:: Records shown

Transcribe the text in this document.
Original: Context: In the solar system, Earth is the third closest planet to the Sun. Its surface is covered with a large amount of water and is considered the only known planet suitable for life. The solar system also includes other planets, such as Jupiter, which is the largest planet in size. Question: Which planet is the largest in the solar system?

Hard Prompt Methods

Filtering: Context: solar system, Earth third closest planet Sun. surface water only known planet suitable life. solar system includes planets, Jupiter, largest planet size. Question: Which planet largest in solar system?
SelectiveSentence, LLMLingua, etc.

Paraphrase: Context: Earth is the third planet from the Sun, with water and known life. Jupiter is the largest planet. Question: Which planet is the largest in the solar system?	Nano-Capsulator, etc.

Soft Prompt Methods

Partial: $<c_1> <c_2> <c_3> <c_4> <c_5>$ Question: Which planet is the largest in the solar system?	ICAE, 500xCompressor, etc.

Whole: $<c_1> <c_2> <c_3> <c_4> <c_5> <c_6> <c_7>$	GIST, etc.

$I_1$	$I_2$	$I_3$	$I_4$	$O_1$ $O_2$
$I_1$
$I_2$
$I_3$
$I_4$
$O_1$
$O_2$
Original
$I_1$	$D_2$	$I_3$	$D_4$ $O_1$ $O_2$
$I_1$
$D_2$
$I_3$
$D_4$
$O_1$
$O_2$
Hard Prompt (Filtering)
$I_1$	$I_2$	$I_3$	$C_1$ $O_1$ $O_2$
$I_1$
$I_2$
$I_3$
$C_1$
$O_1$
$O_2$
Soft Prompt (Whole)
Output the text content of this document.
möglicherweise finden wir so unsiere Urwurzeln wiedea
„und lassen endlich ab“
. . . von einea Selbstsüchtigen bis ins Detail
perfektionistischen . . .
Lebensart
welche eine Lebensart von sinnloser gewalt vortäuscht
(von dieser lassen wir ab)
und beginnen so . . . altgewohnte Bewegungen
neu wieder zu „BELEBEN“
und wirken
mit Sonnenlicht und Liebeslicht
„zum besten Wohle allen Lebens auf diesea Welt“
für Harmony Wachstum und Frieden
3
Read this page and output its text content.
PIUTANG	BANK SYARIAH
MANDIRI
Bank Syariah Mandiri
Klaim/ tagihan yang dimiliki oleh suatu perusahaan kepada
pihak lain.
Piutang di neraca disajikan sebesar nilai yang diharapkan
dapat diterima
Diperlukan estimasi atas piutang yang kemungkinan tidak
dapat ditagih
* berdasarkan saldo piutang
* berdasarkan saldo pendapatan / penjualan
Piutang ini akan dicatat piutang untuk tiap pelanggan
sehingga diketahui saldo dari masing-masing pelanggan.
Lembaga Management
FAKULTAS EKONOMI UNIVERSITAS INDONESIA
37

::::

Prompt
Set out the complete listing exactly as shown.

Output for this task
Transcribe the text in this document.
Original: Context: In the solar system, Earth is the third closest planet to the Sun. Its surface is covered with a large amount of water and is considered the only known planet suitable for life. The solar system also includes other planets, such as Jupiter, which is the largest planet in size. Question: Which planet is the largest in the solar system?

Hard Prompt Methods

Filtering: Context: solar system, Earth third closest planet Sun. surface water only known planet suitable life. solar system includes planets, Jupiter, largest planet size. Question: Which planet largest in solar system?
SelectiveSentence, LLMLingua, etc.

Paraphrase: Context: Earth is the third planet from the Sun, with water and known life. Jupiter is the largest planet. Question: Which planet is the largest in the solar system?	Nano-Capsulator, etc.

Soft Prompt Methods

Partial: $<c_1> <c_2> <c_3> <c_4> <c_5>$ Question: Which planet is the largest in the solar system?	ICAE, 500xCompressor, etc.

Whole: $<c_1> <c_2> <c_3> <c_4> <c_5> <c_6> <c_7>$	GIST, etc.

$I_1$	$I_2$	$I_3$	$I_4$	$O_1$ $O_2$
$I_1$
$I_2$
$I_3$
$I_4$
$O_1$
$O_2$
Original
$I_1$	$D_2$	$I_3$	$D_4$ $O_1$ $O_2$
$I_1$
$D_2$
$I_3$
$D_4$
$O_1$
$O_2$
Hard Prompt (Filtering)
$I_1$	$I_2$	$I_3$	$C_1$ $O_1$ $O_2$
$I_1$
$I_2$
$I_3$
$C_1$
$O_1$
$O_2$
Soft Prompt (Whole)
Output the text content of this document.
möglicherweise finden wir so unsiere Urwurzeln wiedea
„und lassen endlich ab“
. . . von einea Selbstsüchtigen bis ins Detail
perfektionistischen . . .
Lebensart
welche eine Lebensart von sinnloser gewalt vortäuscht
(von dieser lassen wir ab)
und beginnen so . . . altgewohnte Bewegungen
neu wieder zu „BELEBEN“
und wirken
mit Sonnenlicht und Liebeslicht
„zum besten Wohle allen Lebens auf diesea Welt“
für Harmony Wachstum und Frieden
3
Read this page and output its text content.
PIUTANG	BANK SYARIAH
MANDIRI
Bank Syariah Mandiri
Klaim/ tagihan yang dimiliki oleh suatu perusahaan kepada
pihak lain.
Piutang di neraca disajikan sebesar nilai yang diharapkan
dapat diterima
Diperlukan estimasi atas piutang yang kemungkinan tidak
dapat ditagih
* berdasarkan saldo piutang
* berdasarkan saldo pendapatan / penjualan
Piutang ini akan dicatat piutang untuk tiap pelanggan
sehingga diketahui saldo dari masing-masing pelanggan.
Lembaga Management
FAKULTAS EKONOMI UNIVERSITAS INDONESIA
37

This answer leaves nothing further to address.